- The task -
The listing below should be copied in full, word for word.

- Data in this exercise -

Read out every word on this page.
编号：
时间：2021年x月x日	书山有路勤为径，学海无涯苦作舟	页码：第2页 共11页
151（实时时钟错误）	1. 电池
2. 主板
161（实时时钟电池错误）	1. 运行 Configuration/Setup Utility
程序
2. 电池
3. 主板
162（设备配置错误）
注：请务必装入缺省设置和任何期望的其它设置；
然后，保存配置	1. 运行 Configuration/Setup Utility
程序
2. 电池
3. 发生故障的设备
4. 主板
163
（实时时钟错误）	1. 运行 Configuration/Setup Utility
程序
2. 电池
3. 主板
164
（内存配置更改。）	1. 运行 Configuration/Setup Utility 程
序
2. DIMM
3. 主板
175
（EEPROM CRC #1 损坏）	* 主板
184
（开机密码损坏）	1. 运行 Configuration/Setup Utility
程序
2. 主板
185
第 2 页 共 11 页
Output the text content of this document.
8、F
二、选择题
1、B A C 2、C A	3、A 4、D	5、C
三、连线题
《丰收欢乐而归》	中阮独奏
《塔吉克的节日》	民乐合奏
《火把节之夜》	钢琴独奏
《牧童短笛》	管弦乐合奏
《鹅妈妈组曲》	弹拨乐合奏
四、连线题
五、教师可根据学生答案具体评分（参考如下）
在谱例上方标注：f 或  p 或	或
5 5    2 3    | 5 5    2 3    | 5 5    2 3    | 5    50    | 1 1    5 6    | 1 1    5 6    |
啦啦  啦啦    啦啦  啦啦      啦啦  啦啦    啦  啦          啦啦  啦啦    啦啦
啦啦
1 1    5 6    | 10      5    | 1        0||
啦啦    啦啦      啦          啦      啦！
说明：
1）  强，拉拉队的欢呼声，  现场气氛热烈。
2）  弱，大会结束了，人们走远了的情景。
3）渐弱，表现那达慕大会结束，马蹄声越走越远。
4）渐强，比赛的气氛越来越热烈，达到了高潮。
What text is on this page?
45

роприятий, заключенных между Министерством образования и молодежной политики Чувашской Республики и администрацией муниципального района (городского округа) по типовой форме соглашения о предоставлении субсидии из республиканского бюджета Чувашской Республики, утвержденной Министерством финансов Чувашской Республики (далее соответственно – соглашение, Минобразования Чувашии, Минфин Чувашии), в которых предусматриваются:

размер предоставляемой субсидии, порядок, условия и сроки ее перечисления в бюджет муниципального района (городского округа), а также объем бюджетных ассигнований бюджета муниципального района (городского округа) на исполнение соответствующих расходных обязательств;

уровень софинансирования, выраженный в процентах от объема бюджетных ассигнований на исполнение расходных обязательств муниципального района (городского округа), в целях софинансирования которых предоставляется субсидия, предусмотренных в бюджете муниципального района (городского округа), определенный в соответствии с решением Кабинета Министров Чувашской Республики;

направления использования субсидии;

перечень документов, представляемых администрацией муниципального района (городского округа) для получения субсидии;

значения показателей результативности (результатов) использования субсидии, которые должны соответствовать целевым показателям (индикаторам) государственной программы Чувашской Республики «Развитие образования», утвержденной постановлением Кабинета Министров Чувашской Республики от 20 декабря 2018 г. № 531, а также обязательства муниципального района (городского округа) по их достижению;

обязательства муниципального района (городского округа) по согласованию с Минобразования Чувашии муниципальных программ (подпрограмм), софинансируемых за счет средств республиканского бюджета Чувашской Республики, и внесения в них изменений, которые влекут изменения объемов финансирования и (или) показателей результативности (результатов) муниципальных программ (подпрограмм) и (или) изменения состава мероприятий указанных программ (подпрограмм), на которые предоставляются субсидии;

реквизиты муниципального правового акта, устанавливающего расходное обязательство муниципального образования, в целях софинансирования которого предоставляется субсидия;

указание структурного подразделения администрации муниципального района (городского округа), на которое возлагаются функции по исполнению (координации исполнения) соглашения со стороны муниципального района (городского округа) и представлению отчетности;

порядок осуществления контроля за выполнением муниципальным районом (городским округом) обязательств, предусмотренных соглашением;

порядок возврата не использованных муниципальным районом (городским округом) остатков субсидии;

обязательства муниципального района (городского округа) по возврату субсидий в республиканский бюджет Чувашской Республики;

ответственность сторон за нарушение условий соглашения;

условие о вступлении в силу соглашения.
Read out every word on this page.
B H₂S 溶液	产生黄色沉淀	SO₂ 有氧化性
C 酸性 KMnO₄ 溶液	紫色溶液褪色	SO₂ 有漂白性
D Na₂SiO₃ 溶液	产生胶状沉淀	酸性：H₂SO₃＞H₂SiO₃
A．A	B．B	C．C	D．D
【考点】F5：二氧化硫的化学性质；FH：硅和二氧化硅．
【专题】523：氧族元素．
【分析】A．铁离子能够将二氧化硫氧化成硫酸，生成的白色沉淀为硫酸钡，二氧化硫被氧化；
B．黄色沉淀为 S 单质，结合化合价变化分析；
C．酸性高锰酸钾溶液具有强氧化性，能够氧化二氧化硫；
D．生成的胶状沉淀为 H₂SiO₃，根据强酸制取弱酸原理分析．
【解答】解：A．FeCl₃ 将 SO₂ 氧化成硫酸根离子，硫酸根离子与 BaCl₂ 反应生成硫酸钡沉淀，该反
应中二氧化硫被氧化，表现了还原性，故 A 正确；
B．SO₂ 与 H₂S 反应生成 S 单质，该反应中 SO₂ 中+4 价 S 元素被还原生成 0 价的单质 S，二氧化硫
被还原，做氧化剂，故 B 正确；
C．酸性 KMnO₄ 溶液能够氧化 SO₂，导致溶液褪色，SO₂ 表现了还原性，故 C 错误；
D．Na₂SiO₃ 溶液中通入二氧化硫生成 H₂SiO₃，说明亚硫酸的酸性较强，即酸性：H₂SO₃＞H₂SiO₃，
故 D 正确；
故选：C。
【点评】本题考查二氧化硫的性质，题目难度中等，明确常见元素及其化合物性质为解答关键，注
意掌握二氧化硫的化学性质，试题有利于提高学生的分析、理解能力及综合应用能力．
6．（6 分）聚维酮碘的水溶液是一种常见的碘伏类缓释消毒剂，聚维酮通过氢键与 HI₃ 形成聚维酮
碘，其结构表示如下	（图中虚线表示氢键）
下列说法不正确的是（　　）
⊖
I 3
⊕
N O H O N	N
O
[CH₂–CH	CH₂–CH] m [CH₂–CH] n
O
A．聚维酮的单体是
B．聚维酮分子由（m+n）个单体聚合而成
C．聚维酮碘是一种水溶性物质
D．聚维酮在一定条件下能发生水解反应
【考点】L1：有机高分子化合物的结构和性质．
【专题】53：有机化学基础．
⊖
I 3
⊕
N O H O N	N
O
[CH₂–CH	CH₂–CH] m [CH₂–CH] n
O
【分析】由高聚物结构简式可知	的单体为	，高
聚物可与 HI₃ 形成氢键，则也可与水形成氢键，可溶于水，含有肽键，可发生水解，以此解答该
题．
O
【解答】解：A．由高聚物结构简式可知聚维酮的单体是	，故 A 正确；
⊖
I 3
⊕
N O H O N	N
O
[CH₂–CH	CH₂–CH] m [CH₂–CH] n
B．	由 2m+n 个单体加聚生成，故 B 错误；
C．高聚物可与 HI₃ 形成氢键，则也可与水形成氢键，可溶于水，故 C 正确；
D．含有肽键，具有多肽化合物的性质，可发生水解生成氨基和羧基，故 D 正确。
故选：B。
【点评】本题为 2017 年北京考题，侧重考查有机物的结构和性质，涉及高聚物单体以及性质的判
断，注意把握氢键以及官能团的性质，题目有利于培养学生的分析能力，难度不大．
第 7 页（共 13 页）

- Result below -
Read out every word on this page.
编号：
时间：2021年x月x日	书山有路勤为径，学海无涯苦作舟	页码：第2页 共11页
151（实时时钟错误）	1. 电池
2. 主板
161（实时时钟电池错误）	1. 运行 Configuration/Setup Utility
程序
2. 电池
3. 主板
162（设备配置错误）
注：请务必装入缺省设置和任何期望的其它设置；
然后，保存配置	1. 运行 Configuration/Setup Utility
程序
2. 电池
3. 发生故障的设备
4. 主板
163
（实时时钟错误）	1. 运行 Configuration/Setup Utility
程序
2. 电池
3. 主板
164
（内存配置更改。）	1. 运行 Configuration/Setup Utility 程
序
2. DIMM
3. 主板
175
（EEPROM CRC #1 损坏）	* 主板
184
（开机密码损坏）	1. 运行 Configuration/Setup Utility
程序
2. 主板
185
第 2 页 共 11 页
Output the text content of this document.
8、F
二、选择题
1、B A C 2、C A	3、A 4、D	5、C
三、连线题
《丰收欢乐而归》	中阮独奏
《塔吉克的节日》	民乐合奏
《火把节之夜》	钢琴独奏
《牧童短笛》	管弦乐合奏
《鹅妈妈组曲》	弹拨乐合奏
四、连线题
五、教师可根据学生答案具体评分（参考如下）
在谱例上方标注：f 或  p 或	或
5 5    2 3    | 5 5    2 3    | 5 5    2 3    | 5    50    | 1 1    5 6    | 1 1    5 6    |
啦啦  啦啦    啦啦  啦啦      啦啦  啦啦    啦  啦          啦啦  啦啦    啦啦
啦啦
1 1    5 6    | 10      5    | 1        0||
啦啦    啦啦      啦          啦      啦！
说明：
1）  强，拉拉队的欢呼声，  现场气氛热烈。
2）  弱，大会结束了，人们走远了的情景。
3）渐弱，表现那达慕大会结束，马蹄声越走越远。
4）渐强，比赛的气氛越来越热烈，达到了高潮。
What text is on this page?
45

роприятий, заключенных между Министерством образования и молодежной политики Чувашской Республики и администрацией муниципального района (городского округа) по типовой форме соглашения о предоставлении субсидии из республиканского бюджета Чувашской Республики, утвержденной Министерством финансов Чувашской Республики (далее соответственно – соглашение, Минобразования Чувашии, Минфин Чувашии), в которых предусматриваются:

размер предоставляемой субсидии, порядок, условия и сроки ее перечисления в бюджет муниципального района (городского округа), а также объем бюджетных ассигнований бюджета муниципального района (городского округа) на исполнение соответствующих расходных обязательств;

уровень софинансирования, выраженный в процентах от объема бюджетных ассигнований на исполнение расходных обязательств муниципального района (городского округа), в целях софинансирования которых предоставляется субсидия, предусмотренных в бюджете муниципального района (городского округа), определенный в соответствии с решением Кабинета Министров Чувашской Республики;

направления использования субсидии;

перечень документов, представляемых администрацией муниципального района (городского округа) для получения субсидии;

значения показателей результативности (результатов) использования субсидии, которые должны соответствовать целевым показателям (индикаторам) государственной программы Чувашской Республики «Развитие образования», утвержденной постановлением Кабинета Министров Чувашской Республики от 20 декабря 2018 г. № 531, а также обязательства муниципального района (городского округа) по их достижению;

обязательства муниципального района (городского округа) по согласованию с Минобразования Чувашии муниципальных программ (подпрограмм), софинансируемых за счет средств республиканского бюджета Чувашской Республики, и внесения в них изменений, которые влекут изменения объемов финансирования и (или) показателей результативности (результатов) муниципальных программ (подпрограмм) и (или) изменения состава мероприятий указанных программ (подпрограмм), на которые предоставляются субсидии;

реквизиты муниципального правового акта, устанавливающего расходное обязательство муниципального образования, в целях софинансирования которого предоставляется субсидия;

указание структурного подразделения администрации муниципального района (городского округа), на которое возлагаются функции по исполнению (координации исполнения) соглашения со стороны муниципального района (городского округа) и представлению отчетности;

порядок осуществления контроля за выполнением муниципальным районом (городским округом) обязательств, предусмотренных соглашением;

порядок возврата не использованных муниципальным районом (городским округом) остатков субсидии;

обязательства муниципального района (городского округа) по возврату субсидий в республиканский бюджет Чувашской Республики;

ответственность сторон за нарушение условий соглашения;

условие о вступлении в силу соглашения.
Read out every word on this page.
B H₂S 溶液	产生黄色沉淀	SO₂ 有氧化性
C 酸性 KMnO₄ 溶液	紫色溶液褪色	SO₂ 有漂白性
D Na₂SiO₃ 溶液	产生胶状沉淀	酸性：H₂SO₃＞H₂SiO₃
A．A	B．B	C．C	D．D
【考点】F5：二氧化硫的化学性质；FH：硅和二氧化硅．
【专题】523：氧族元素．
【分析】A．铁离子能够将二氧化硫氧化成硫酸，生成的白色沉淀为硫酸钡，二氧化硫被氧化；
B．黄色沉淀为 S 单质，结合化合价变化分析；
C．酸性高锰酸钾溶液具有强氧化性，能够氧化二氧化硫；
D．生成的胶状沉淀为 H₂SiO₃，根据强酸制取弱酸原理分析．
【解答】解：A．FeCl₃ 将 SO₂ 氧化成硫酸根离子，硫酸根离子与 BaCl₂ 反应生成硫酸钡沉淀，该反
应中二氧化硫被氧化，表现了还原性，故 A 正确；
B．SO₂ 与 H₂S 反应生成 S 单质，该反应中 SO₂ 中+4 价 S 元素被还原生成 0 价的单质 S，二氧化硫
被还原，做氧化剂，故 B 正确；
C．酸性 KMnO₄ 溶液能够氧化 SO₂，导致溶液褪色，SO₂ 表现了还原性，故 C 错误；
D．Na₂SiO₃ 溶液中通入二氧化硫生成 H₂SiO₃，说明亚硫酸的酸性较强，即酸性：H₂SO₃＞H₂SiO₃，
故 D 正确；
故选：C。
【点评】本题考查二氧化硫的性质，题目难度中等，明确常见元素及其化合物性质为解答关键，注
意掌握二氧化硫的化学性质，试题有利于提高学生的分析、理解能力及综合应用能力．
6．（6 分）聚维酮碘的水溶液是一种常见的碘伏类缓释消毒剂，聚维酮通过氢键与 HI₃ 形成聚维酮
碘，其结构表示如下	（图中虚线表示氢键）
下列说法不正确的是（　　）
⊖
I 3
⊕
N O H O N	N
O
[CH₂–CH	CH₂–CH] m [CH₂–CH] n
O
A．聚维酮的单体是
B．聚维酮分子由（m+n）个单体聚合而成
C．聚维酮碘是一种水溶性物质
D．聚维酮在一定条件下能发生水解反应
【考点】L1：有机高分子化合物的结构和性质．
【专题】53：有机化学基础．
⊖
I 3
⊕
N O H O N	N
O
[CH₂–CH	CH₂–CH] m [CH₂–CH] n
O
【分析】由高聚物结构简式可知	的单体为	，高
聚物可与 HI₃ 形成氢键，则也可与水形成氢键，可溶于水，含有肽键，可发生水解，以此解答该
题．
O
【解答】解：A．由高聚物结构简式可知聚维酮的单体是	，故 A 正确；
⊖
I 3
⊕
N O H O N	N
O
[CH₂–CH	CH₂–CH] m [CH₂–CH] n
B．	由 2m+n 个单体加聚生成，故 B 错误；
C．高聚物可与 HI₃ 形成氢键，则也可与水形成氢键，可溶于水，故 C 正确；
D．含有肽键，具有多肽化合物的性质，可发生水解生成氨基和羧基，故 D 正确。
故选：B。
【点评】本题为 2017 年北京考题，侧重考查有机物的结构和性质，涉及高聚物单体以及性质的判
断，注意把握氢键以及官能团的性质，题目有利于培养学生的分析能力，难度不大．
第 7 页（共 13 页）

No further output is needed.